GOAL -
Repeat every record below exactly as it appears.

ENTRIES -
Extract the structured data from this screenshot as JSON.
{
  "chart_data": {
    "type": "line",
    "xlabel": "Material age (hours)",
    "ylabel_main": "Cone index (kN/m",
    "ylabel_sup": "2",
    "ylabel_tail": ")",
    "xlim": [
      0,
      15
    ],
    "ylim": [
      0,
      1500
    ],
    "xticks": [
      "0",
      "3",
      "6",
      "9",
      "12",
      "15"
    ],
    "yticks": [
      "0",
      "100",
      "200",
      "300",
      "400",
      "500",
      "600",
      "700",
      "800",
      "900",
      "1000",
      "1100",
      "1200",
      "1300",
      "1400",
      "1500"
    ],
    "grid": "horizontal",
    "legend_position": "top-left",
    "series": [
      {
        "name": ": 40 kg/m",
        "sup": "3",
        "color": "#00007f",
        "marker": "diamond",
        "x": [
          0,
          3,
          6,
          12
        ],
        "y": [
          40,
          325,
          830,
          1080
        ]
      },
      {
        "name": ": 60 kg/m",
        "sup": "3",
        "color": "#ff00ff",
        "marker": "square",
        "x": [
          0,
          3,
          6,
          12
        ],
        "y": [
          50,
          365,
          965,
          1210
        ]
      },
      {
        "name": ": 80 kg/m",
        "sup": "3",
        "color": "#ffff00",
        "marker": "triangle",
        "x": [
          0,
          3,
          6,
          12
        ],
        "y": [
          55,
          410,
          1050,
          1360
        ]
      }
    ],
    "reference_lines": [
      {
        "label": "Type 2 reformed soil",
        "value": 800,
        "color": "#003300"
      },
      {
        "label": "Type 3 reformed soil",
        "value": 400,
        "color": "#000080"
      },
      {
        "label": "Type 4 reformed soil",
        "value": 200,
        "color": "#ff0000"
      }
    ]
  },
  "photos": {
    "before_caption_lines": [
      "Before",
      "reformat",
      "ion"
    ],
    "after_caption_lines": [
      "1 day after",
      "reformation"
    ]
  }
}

SOLUTION TO THE PROBLEM -
Extract the structured data from this screenshot as JSON.
{
  "chart_data": {
    "type": "line",
    "xlabel": "Material age (hours)",
    "ylabel_main": "Cone index (kN/m",
    "ylabel_sup": "2",
    "ylabel_tail": ")",
    "xlim": [
      0,
      15
    ],
    "ylim": [
      0,
      1500
    ],
    "xticks": [
      "0",
      "3",
      "6",
      "9",
      "12",
      "15"
    ],
    "yticks": [
      "0",
      "100",
      "200",
      "300",
      "400",
      "500",
      "600",
      "700",
      "800",
      "900",
      "1000",
      "1100",
      "1200",
      "1300",
      "1400",
      "1500"
    ],
    "grid": "horizontal",
    "legend_position": "top-left",
    "series": [
      {
        "name": ": 40 kg/m",
        "sup": "3",
        "color": "#00007f",
        "marker": "diamond",
        "x": [
          0,
          3,
          6,
          12
        ],
        "y": [
          40,
          325,
          830,
          1080
        ]
      },
      {
        "name": ": 60 kg/m",
        "sup": "3",
        "color": "#ff00ff",
        "marker": "square",
        "x": [
          0,
          3,
          6,
          12
        ],
        "y": [
          50,
          365,
          965,
          1210
        ]
      },
      {
        "name": ": 80 kg/m",
        "sup": "3",
        "color": "#ffff00",
        "marker": "triangle",
        "x": [
          0,
          3,
          6,
          12
        ],
        "y": [
          55,
          410,
          1050,
          1360
        ]
      }
    ],
    "reference_lines": [
      {
        "label": "Type 2 reformed soil",
        "value": 800,
        "color": "#003300"
      },
      {
        "label": "Type 3 reformed soil",
        "value": 400,
        "color": "#000080"
      },
      {
        "label": "Type 4 reformed soil",
        "value": 200,
        "color": "#ff0000"
      }
    ]
  },
  "photos": {
    "before_caption_lines": [
      "Before",
      "reformat",
      "ion"
    ],
    "after_caption_lines": [
      "1 day after",
      "reformation"
    ]
  }
}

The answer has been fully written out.